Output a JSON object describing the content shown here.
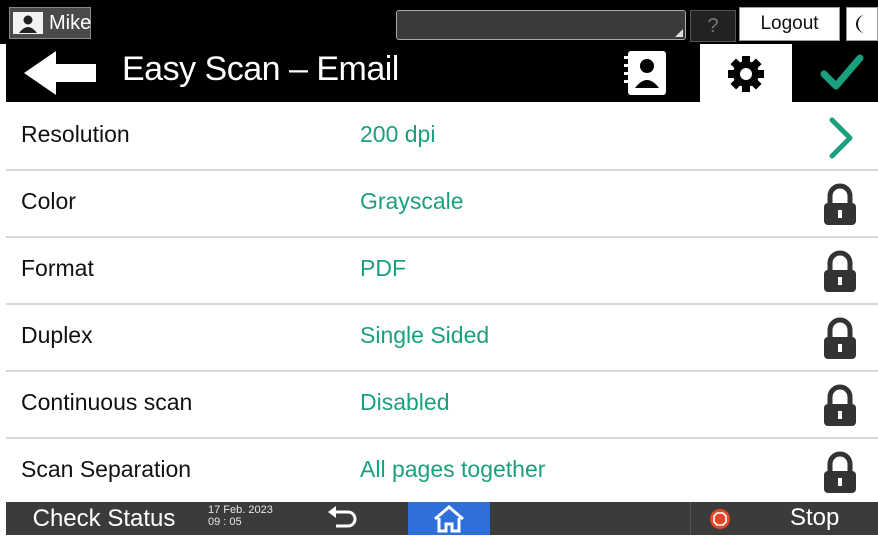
{
  "topbar": {
    "user_name": "Mike",
    "help_label": "?",
    "logout_label": "Logout"
  },
  "header": {
    "title": "Easy Scan – Email"
  },
  "settings": [
    {
      "label": "Resolution",
      "value": "200 dpi",
      "action": "chevron-right-icon"
    },
    {
      "label": "Color",
      "value": "Grayscale",
      "action": "lock-icon"
    },
    {
      "label": "Format",
      "value": "PDF",
      "action": "lock-icon"
    },
    {
      "label": "Duplex",
      "value": "Single Sided",
      "action": "lock-icon"
    },
    {
      "label": "Continuous scan",
      "value": "Disabled",
      "action": "lock-icon"
    },
    {
      "label": "Scan Separation",
      "value": "All pages together",
      "action": "lock-icon"
    }
  ],
  "bottombar": {
    "check_status": "Check Status",
    "date": "17 Feb. 2023",
    "time": "09 : 05",
    "stop_label": "Stop"
  },
  "colors": {
    "accent": "#1aa07f",
    "home": "#2f6fd8",
    "stop": "#e8472a"
  }
}
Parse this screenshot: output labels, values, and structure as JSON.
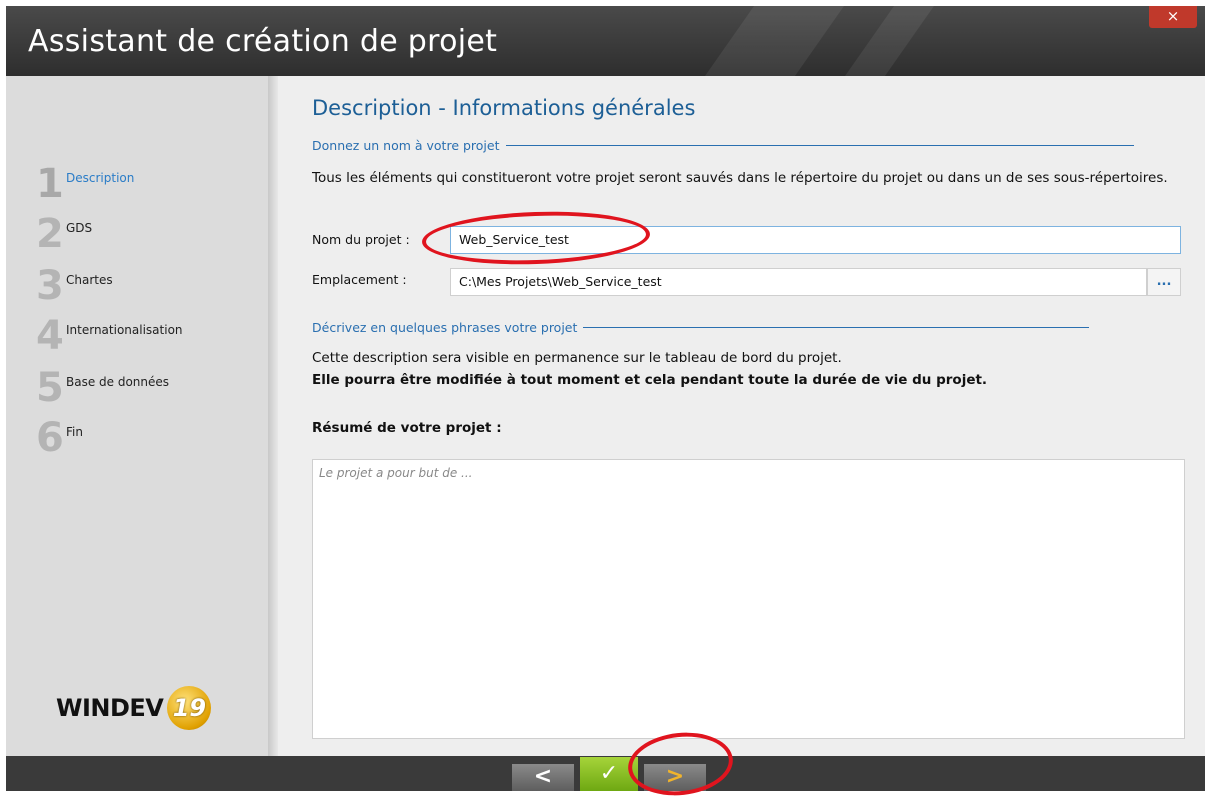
{
  "window": {
    "title": "Assistant de création de projet",
    "close_glyph": "×"
  },
  "sidebar": {
    "steps": [
      {
        "number": "1",
        "label": "Description",
        "active": true
      },
      {
        "number": "2",
        "label": "GDS"
      },
      {
        "number": "3",
        "label": "Chartes"
      },
      {
        "number": "4",
        "label": "Internationalisation"
      },
      {
        "number": "5",
        "label": "Base de données"
      },
      {
        "number": "6",
        "label": "Fin"
      }
    ],
    "logo": {
      "text": "WINDEV",
      "version": "19"
    }
  },
  "main": {
    "page_title": "Description - Informations générales",
    "section_name": {
      "title": "Donnez un nom à votre projet",
      "description": "Tous les éléments qui constitueront votre projet seront sauvés dans le répertoire du projet ou dans un de ses sous-répertoires."
    },
    "project_name": {
      "label": "Nom du projet :",
      "value": "Web_Service_test"
    },
    "location": {
      "label": "Emplacement :",
      "value": "C:\\Mes Projets\\Web_Service_test",
      "browse_label": "..."
    },
    "section_description": {
      "title": "Décrivez en quelques phrases votre projet",
      "line1": "Cette description sera visible en permanence sur le tableau de bord du projet.",
      "line2": "Elle pourra être modifiée à tout moment et cela pendant toute la durée de vie du projet."
    },
    "summary": {
      "label": "Résumé de votre projet :",
      "placeholder": "Le projet a pour but de ..."
    }
  },
  "footer": {
    "back_glyph": "<",
    "validate_glyph": "✓",
    "next_glyph": ">"
  },
  "colors": {
    "accent": "#2a6fb0",
    "title_text": "#1d5f96",
    "validate_green": "#7cb51c",
    "annotation_red": "#e0141e"
  }
}
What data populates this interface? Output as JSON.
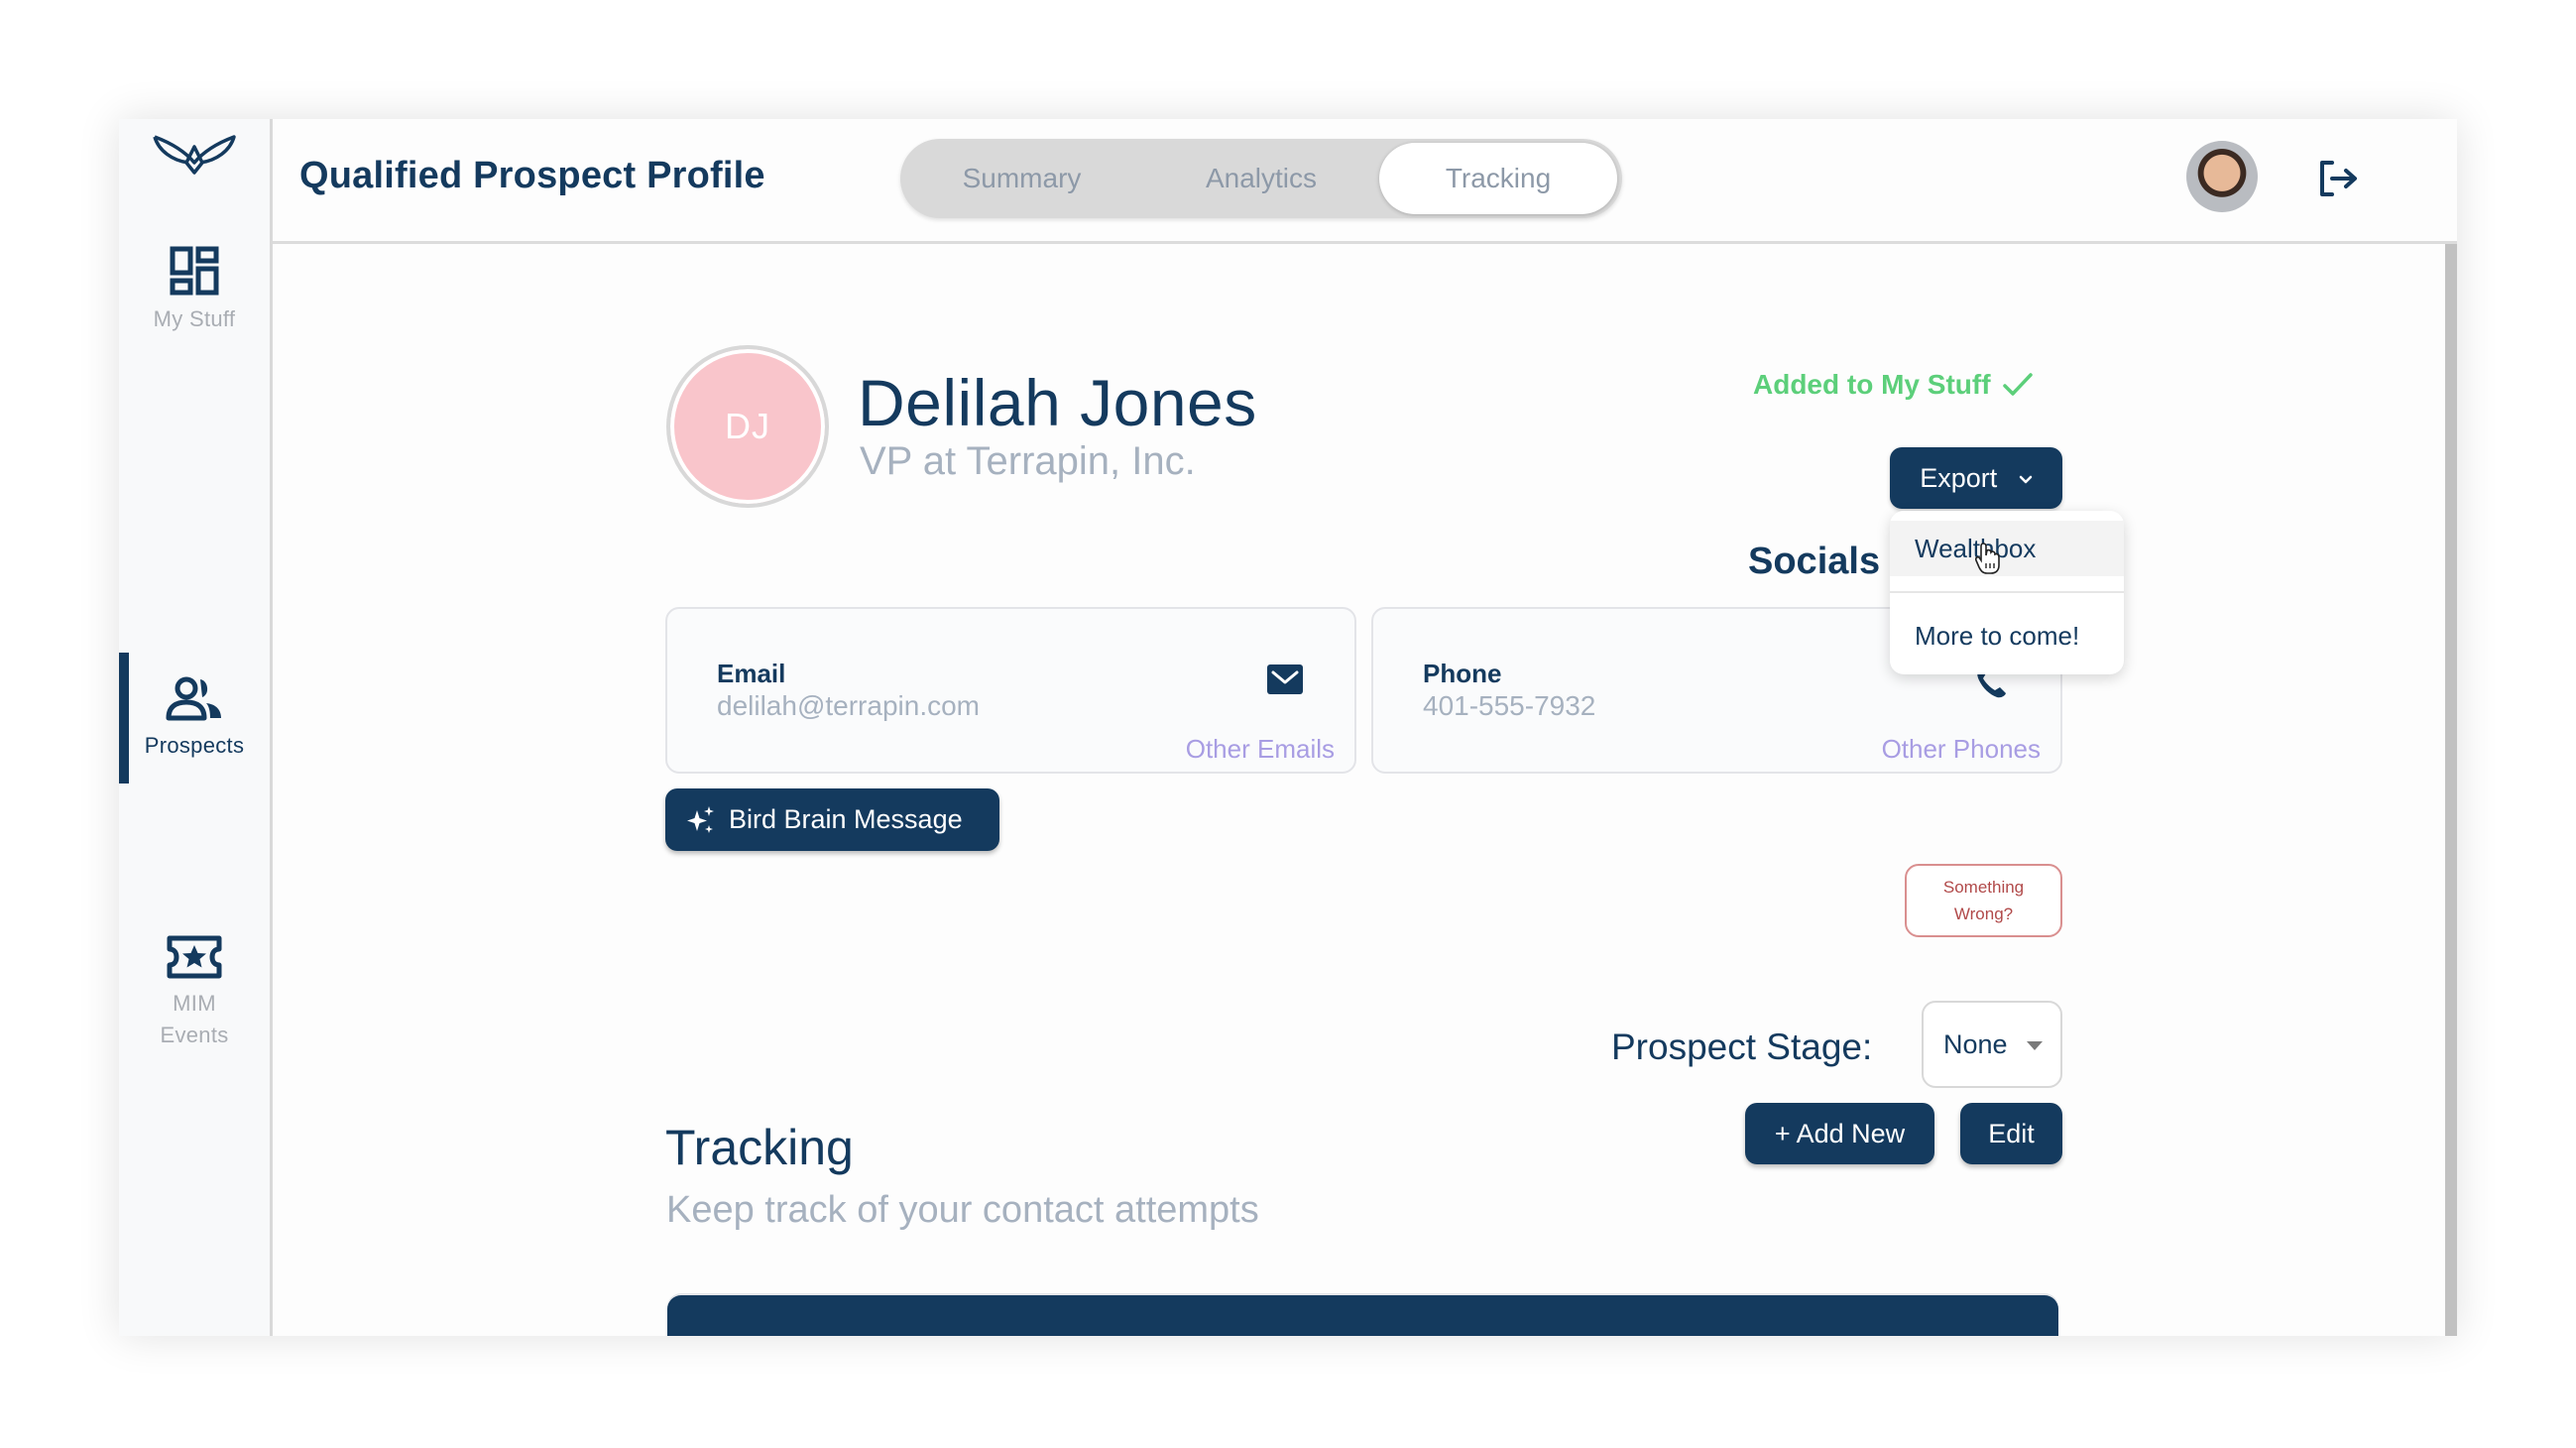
{
  "app": {
    "page_title": "Qualified Prospect Profile"
  },
  "tabs": [
    {
      "label": "Summary",
      "active": false
    },
    {
      "label": "Analytics",
      "active": false
    },
    {
      "label": "Tracking",
      "active": true
    }
  ],
  "sidebar": {
    "items": [
      {
        "label": "My Stuff",
        "icon": "dashboard-icon",
        "active": false
      },
      {
        "label": "Prospects",
        "icon": "people-icon",
        "active": true
      },
      {
        "label_line1": "MIM",
        "label_line2": "Events",
        "icon": "ticket-star-icon",
        "active": false
      }
    ]
  },
  "header": {
    "user_avatar": "user-avatar-photo",
    "logout_icon": "logout-icon"
  },
  "prospect": {
    "initials": "DJ",
    "name": "Delilah Jones",
    "subtitle": "VP at Terrapin, Inc.",
    "status": "Added to My Stuff",
    "avatar_color": "#f9c5cb"
  },
  "export": {
    "label": "Export",
    "menu": [
      {
        "label": "Wealthbox",
        "hovered": true
      },
      {
        "label": "More to come!",
        "hovered": false
      }
    ]
  },
  "socials": {
    "title": "Socials"
  },
  "contact_cards": {
    "email": {
      "label": "Email",
      "value": "delilah@terrapin.com",
      "link": "Other Emails"
    },
    "phone": {
      "label": "Phone",
      "value": "401-555-7932",
      "link": "Other Phones"
    }
  },
  "actions": {
    "bird_brain": "Bird Brain Message",
    "something_wrong_line1": "Something",
    "something_wrong_line2": "Wrong?"
  },
  "stage": {
    "label": "Prospect Stage:",
    "selected": "None"
  },
  "tracking": {
    "title": "Tracking",
    "subtitle": "Keep track of your contact attempts",
    "add_label": "+ Add New",
    "edit_label": "Edit"
  },
  "colors": {
    "primary": "#143a5e",
    "success": "#5ccf7a",
    "link": "#a89de3",
    "muted": "#a6b1bf",
    "danger": "#b14a4a"
  }
}
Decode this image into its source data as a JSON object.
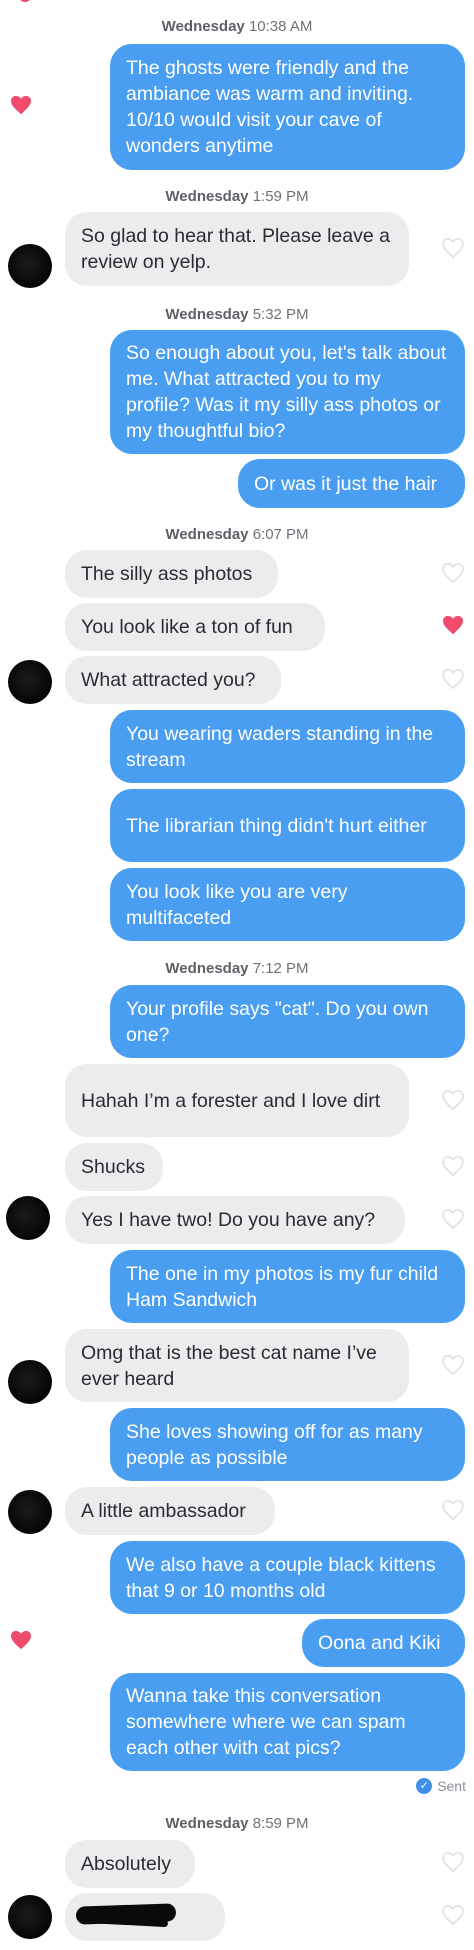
####
### GIVEN REQUEST
Return the full material word for word. Do not include the pictures.

### OUTPUT FOR THIS EXERCISE
Output a JSON object describing the content shown here.
{
  "topbar": {
    "user_name": "Mike",
    "help_label": "?",
    "logout_label": "Logout"
  },
  "header": {
    "title": "Easy Scan – Email"
  },
  "settings": [
    {
      "label": "Resolution",
      "value": "200 dpi",
      "action": "chevron-right-icon"
    },
    {
      "label": "Color",
      "value": "Grayscale",
      "action": "lock-icon"
    },
    {
      "label": "Format",
      "value": "PDF",
      "action": "lock-icon"
    },
    {
      "label": "Duplex",
      "value": "Single Sided",
      "action": "lock-icon"
    },
    {
      "label": "Continuous scan",
      "value": "Disabled",
      "action": "lock-icon"
    },
    {
      "label": "Scan Separation",
      "value": "All pages together",
      "action": "lock-icon"
    }
  ],
  "bottombar": {
    "check_status": "Check Status",
    "date": "17 Feb. 2023",
    "time": "09 : 05",
    "stop_label": "Stop"
  },
  "colors": {
    "accent": "#1aa07f",
    "home": "#2f6fd8",
    "stop": "#e8472a"
  }
}
Parse this screenshot: output labels, values, and structure as JSON.
{
  "window": {
    "title": "Assistant de création de projet",
    "close_glyph": "×"
  },
  "sidebar": {
    "steps": [
      {
        "number": "1",
        "label": "Description",
        "active": true
      },
      {
        "number": "2",
        "label": "GDS"
      },
      {
        "number": "3",
        "label": "Chartes"
      },
      {
        "number": "4",
        "label": "Internationalisation"
      },
      {
        "number": "5",
        "label": "Base de données"
      },
      {
        "number": "6",
        "label": "Fin"
      }
    ],
    "logo": {
      "text": "WINDEV",
      "version": "19"
    }
  },
  "main": {
    "page_title": "Description - Informations générales",
    "section_name": {
      "title": "Donnez un nom à votre projet",
      "description": "Tous les éléments qui constitueront votre projet seront sauvés dans le répertoire du projet ou dans un de ses sous-répertoires."
    },
    "project_name": {
      "label": "Nom du projet :",
      "value": "Web_Service_test"
    },
    "location": {
      "label": "Emplacement :",
      "value": "C:\\Mes Projets\\Web_Service_test",
      "browse_label": "..."
    },
    "section_description": {
      "title": "Décrivez en quelques phrases votre projet",
      "line1": "Cette description sera visible en permanence sur le tableau de bord du projet.",
      "line2": "Elle pourra être modifiée à tout moment et cela pendant toute la durée de vie du projet."
    },
    "summary": {
      "label": "Résumé de votre projet :",
      "placeholder": "Le projet a pour but de ..."
    }
  },
  "footer": {
    "back_glyph": "<",
    "validate_glyph": "✓",
    "next_glyph": ">"
  },
  "colors": {
    "accent": "#2a6fb0",
    "title_text": "#1d5f96",
    "validate_green": "#7cb51c",
    "annotation_red": "#e0141e"
  }
}
What data populates this interface? Output as JSON.
{
  "app": {
    "page_title": "Qualified Prospect Profile"
  },
  "tabs": [
    {
      "label": "Summary",
      "active": false
    },
    {
      "label": "Analytics",
      "active": false
    },
    {
      "label": "Tracking",
      "active": true
    }
  ],
  "sidebar": {
    "items": [
      {
        "label": "My Stuff",
        "icon": "dashboard-icon",
        "active": false
      },
      {
        "label": "Prospects",
        "icon": "people-icon",
        "active": true
      },
      {
        "label_line1": "MIM",
        "label_line2": "Events",
        "icon": "ticket-star-icon",
        "active": false
      }
    ]
  },
  "header": {
    "user_avatar": "user-avatar-photo",
    "logout_icon": "logout-icon"
  },
  "prospect": {
    "initials": "DJ",
    "name": "Delilah Jones",
    "subtitle": "VP at Terrapin, Inc.",
    "status": "Added to My Stuff",
    "avatar_color": "#f9c5cb"
  },
  "export": {
    "label": "Export",
    "menu": [
      {
        "label": "Wealthbox",
        "hovered": true
      },
      {
        "label": "More to come!",
        "hovered": false
      }
    ]
  },
  "socials": {
    "title": "Socials"
  },
  "contact_cards": {
    "email": {
      "label": "Email",
      "value": "delilah@terrapin.com",
      "link": "Other Emails"
    },
    "phone": {
      "label": "Phone",
      "value": "401-555-7932",
      "link": "Other Phones"
    }
  },
  "actions": {
    "bird_brain": "Bird Brain Message",
    "something_wrong_line1": "Something",
    "something_wrong_line2": "Wrong?"
  },
  "stage": {
    "label": "Prospect Stage:",
    "selected": "None"
  },
  "tracking": {
    "title": "Tracking",
    "subtitle": "Keep track of your contact attempts",
    "add_label": "+ Add New",
    "edit_label": "Edit"
  },
  "colors": {
    "primary": "#143a5e",
    "success": "#5ccf7a",
    "link": "#a89de3",
    "muted": "#a6b1bf",
    "danger": "#b14a4a"
  }
}
Decode this image into its source data as a JSON object.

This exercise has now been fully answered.